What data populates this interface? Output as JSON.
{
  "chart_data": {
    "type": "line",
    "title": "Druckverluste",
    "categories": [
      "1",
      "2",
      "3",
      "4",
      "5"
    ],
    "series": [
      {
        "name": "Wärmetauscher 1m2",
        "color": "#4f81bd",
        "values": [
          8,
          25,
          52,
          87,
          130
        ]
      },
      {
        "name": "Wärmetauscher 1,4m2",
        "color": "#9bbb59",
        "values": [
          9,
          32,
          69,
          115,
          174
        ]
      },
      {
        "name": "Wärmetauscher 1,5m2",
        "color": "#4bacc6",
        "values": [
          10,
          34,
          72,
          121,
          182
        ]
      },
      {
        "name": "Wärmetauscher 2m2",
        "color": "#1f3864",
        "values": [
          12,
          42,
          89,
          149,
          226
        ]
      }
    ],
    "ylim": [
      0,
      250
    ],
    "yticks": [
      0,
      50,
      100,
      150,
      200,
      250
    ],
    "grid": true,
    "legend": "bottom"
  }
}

□ □ □ □

→ Goal
Copy the material above, line for line.

→ Written answer
What data populates this interface? Output as JSON.
{
  "chart_data": {
    "type": "line",
    "title": "Druckverluste",
    "categories": [
      "1",
      "2",
      "3",
      "4",
      "5"
    ],
    "series": [
      {
        "name": "Wärmetauscher 1m2",
        "color": "#4f81bd",
        "values": [
          8,
          25,
          52,
          87,
          130
        ]
      },
      {
        "name": "Wärmetauscher 1,4m2",
        "color": "#9bbb59",
        "values": [
          9,
          32,
          69,
          115,
          174
        ]
      },
      {
        "name": "Wärmetauscher 1,5m2",
        "color": "#4bacc6",
        "values": [
          10,
          34,
          72,
          121,
          182
        ]
      },
      {
        "name": "Wärmetauscher 2m2",
        "color": "#1f3864",
        "values": [
          12,
          42,
          89,
          149,
          226
        ]
      }
    ],
    "ylim": [
      0,
      250
    ],
    "yticks": [
      0,
      50,
      100,
      150,
      200,
      250
    ],
    "grid": true,
    "legend": "bottom"
  }
}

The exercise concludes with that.